** Start DATASET ENTRIES **

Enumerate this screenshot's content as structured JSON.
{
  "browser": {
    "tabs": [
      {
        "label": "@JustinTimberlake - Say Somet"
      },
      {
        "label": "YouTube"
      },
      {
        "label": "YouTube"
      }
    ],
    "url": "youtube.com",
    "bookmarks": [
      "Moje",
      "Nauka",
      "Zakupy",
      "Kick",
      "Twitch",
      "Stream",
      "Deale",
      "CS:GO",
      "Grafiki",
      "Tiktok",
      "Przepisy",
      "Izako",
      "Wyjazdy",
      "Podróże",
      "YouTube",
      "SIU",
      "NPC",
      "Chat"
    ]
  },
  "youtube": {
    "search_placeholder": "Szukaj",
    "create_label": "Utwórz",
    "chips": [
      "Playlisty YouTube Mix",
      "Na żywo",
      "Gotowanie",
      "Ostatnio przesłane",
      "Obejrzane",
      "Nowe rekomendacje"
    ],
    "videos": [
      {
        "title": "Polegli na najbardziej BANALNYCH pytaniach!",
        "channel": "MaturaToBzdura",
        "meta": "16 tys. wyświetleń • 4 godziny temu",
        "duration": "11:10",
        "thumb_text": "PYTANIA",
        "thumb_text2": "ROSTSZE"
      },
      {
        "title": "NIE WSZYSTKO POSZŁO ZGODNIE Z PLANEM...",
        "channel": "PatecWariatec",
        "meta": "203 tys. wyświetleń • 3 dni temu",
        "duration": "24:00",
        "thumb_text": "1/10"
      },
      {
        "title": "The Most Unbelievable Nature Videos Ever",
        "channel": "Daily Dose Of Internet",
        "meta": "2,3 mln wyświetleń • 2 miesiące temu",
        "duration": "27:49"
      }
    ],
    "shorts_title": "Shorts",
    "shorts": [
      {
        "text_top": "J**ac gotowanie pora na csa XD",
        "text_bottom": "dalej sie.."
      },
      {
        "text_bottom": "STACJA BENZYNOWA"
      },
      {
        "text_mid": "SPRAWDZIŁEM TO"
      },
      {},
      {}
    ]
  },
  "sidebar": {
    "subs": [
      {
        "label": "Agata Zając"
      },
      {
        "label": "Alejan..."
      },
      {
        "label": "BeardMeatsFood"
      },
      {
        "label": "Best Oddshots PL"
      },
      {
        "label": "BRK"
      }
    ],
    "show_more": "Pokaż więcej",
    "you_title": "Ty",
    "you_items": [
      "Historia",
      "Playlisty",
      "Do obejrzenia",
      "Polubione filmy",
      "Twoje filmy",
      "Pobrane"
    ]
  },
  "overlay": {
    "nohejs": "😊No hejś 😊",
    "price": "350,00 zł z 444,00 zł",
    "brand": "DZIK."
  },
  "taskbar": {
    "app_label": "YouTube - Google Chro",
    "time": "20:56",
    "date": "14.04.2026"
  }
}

** End DATASET ENTRIES **

**STATED PROBLEM:**
Set down all of the entries exactly, please.

**RESULT OF THE EXERCISE:**
Enumerate this screenshot's content as structured JSON.
{
  "browser": {
    "tabs": [
      {
        "label": "@JustinTimberlake - Say Somet"
      },
      {
        "label": "YouTube"
      },
      {
        "label": "YouTube"
      }
    ],
    "url": "youtube.com",
    "bookmarks": [
      "Moje",
      "Nauka",
      "Zakupy",
      "Kick",
      "Twitch",
      "Stream",
      "Deale",
      "CS:GO",
      "Grafiki",
      "Tiktok",
      "Przepisy",
      "Izako",
      "Wyjazdy",
      "Podróże",
      "YouTube",
      "SIU",
      "NPC",
      "Chat"
    ]
  },
  "youtube": {
    "search_placeholder": "Szukaj",
    "create_label": "Utwórz",
    "chips": [
      "Playlisty YouTube Mix",
      "Na żywo",
      "Gotowanie",
      "Ostatnio przesłane",
      "Obejrzane",
      "Nowe rekomendacje"
    ],
    "videos": [
      {
        "title": "Polegli na najbardziej BANALNYCH pytaniach!",
        "channel": "MaturaToBzdura",
        "meta": "16 tys. wyświetleń • 4 godziny temu",
        "duration": "11:10",
        "thumb_text": "PYTANIA",
        "thumb_text2": "ROSTSZE"
      },
      {
        "title": "NIE WSZYSTKO POSZŁO ZGODNIE Z PLANEM...",
        "channel": "PatecWariatec",
        "meta": "203 tys. wyświetleń • 3 dni temu",
        "duration": "24:00",
        "thumb_text": "1/10"
      },
      {
        "title": "The Most Unbelievable Nature Videos Ever",
        "channel": "Daily Dose Of Internet",
        "meta": "2,3 mln wyświetleń • 2 miesiące temu",
        "duration": "27:49"
      }
    ],
    "shorts_title": "Shorts",
    "shorts": [
      {
        "text_top": "J**ac gotowanie pora na csa XD",
        "text_bottom": "dalej sie.."
      },
      {
        "text_bottom": "STACJA BENZYNOWA"
      },
      {
        "text_mid": "SPRAWDZIŁEM TO"
      },
      {},
      {}
    ]
  },
  "sidebar": {
    "subs": [
      {
        "label": "Agata Zając"
      },
      {
        "label": "Alejan..."
      },
      {
        "label": "BeardMeatsFood"
      },
      {
        "label": "Best Oddshots PL"
      },
      {
        "label": "BRK"
      }
    ],
    "show_more": "Pokaż więcej",
    "you_title": "Ty",
    "you_items": [
      "Historia",
      "Playlisty",
      "Do obejrzenia",
      "Polubione filmy",
      "Twoje filmy",
      "Pobrane"
    ]
  },
  "overlay": {
    "nohejs": "😊No hejś 😊",
    "price": "350,00 zł z 444,00 zł",
    "brand": "DZIK."
  },
  "taskbar": {
    "app_label": "YouTube - Google Chro",
    "time": "20:56",
    "date": "14.04.2026"
  }
}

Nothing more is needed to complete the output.